-- begin --
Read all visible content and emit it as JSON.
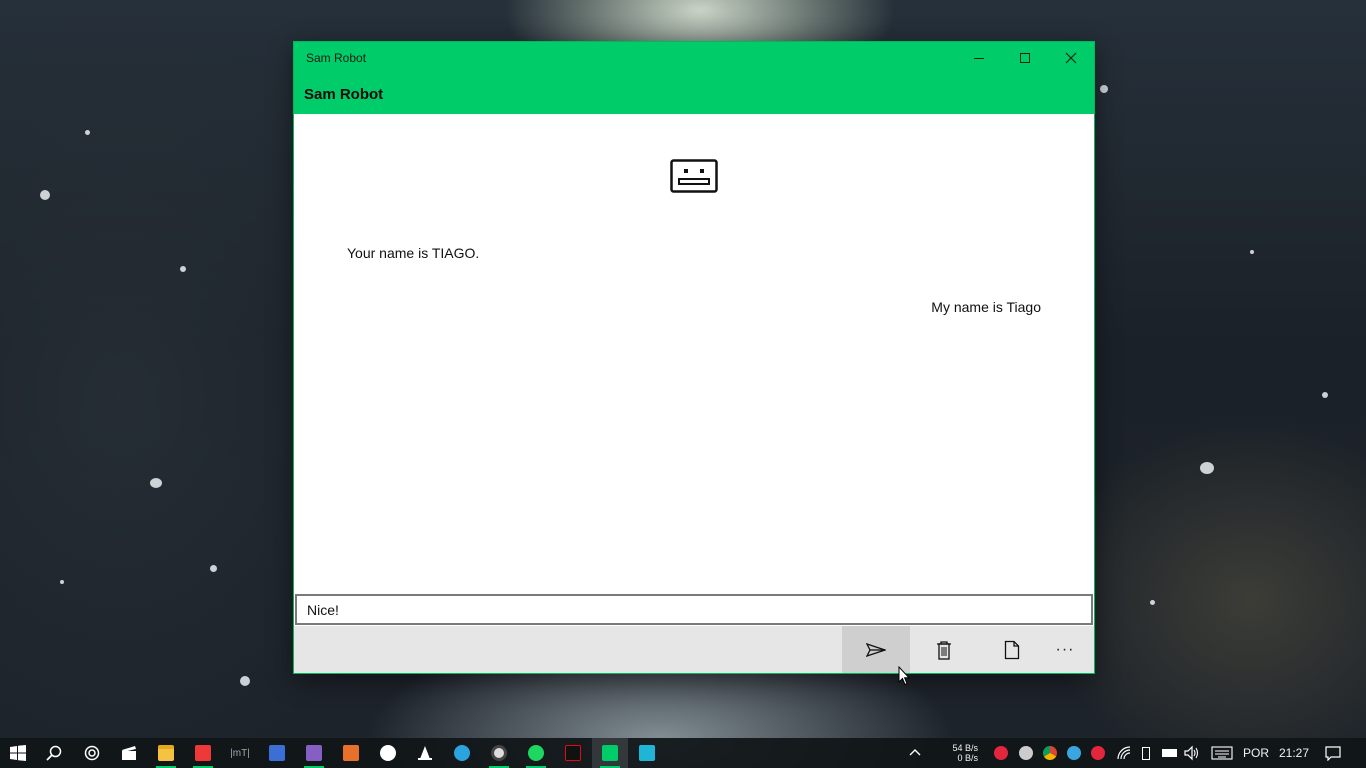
{
  "window": {
    "title": "Sam Robot",
    "app_title": "Sam Robot",
    "accent_color": "#00cc6a"
  },
  "chat": {
    "bot_icon": "robot-face-icon",
    "messages": [
      {
        "from": "bot",
        "text": "Your name is TIAGO."
      },
      {
        "from": "user",
        "text": "My name is Tiago"
      }
    ]
  },
  "input": {
    "value": "Nice!"
  },
  "commandbar": {
    "send_icon": "send-icon",
    "delete_icon": "trash-icon",
    "file_icon": "document-icon",
    "more_label": "···"
  },
  "taskbar": {
    "apps": [
      "windows-start",
      "search",
      "cortana",
      "video-editor",
      "file-explorer",
      "vivaldi",
      "mt-app",
      "app-blue",
      "visual-studio",
      "media-player",
      "xbox",
      "vlc",
      "telegram",
      "steamdeck-like",
      "spotify",
      "netflix",
      "sam-robot",
      "store"
    ],
    "net_up": "54 B/s",
    "net_down": "0 B/s",
    "language": "POR",
    "time": "21:27"
  }
}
-- end --
• What you need to do: Go through the lines above. Select every one that has the string "icon".

• Reply to the task:
    "bot_icon": "robot-face-icon",
    "send_icon": "send-icon",
    "delete_icon": "trash-icon",
    "file_icon": "document-icon",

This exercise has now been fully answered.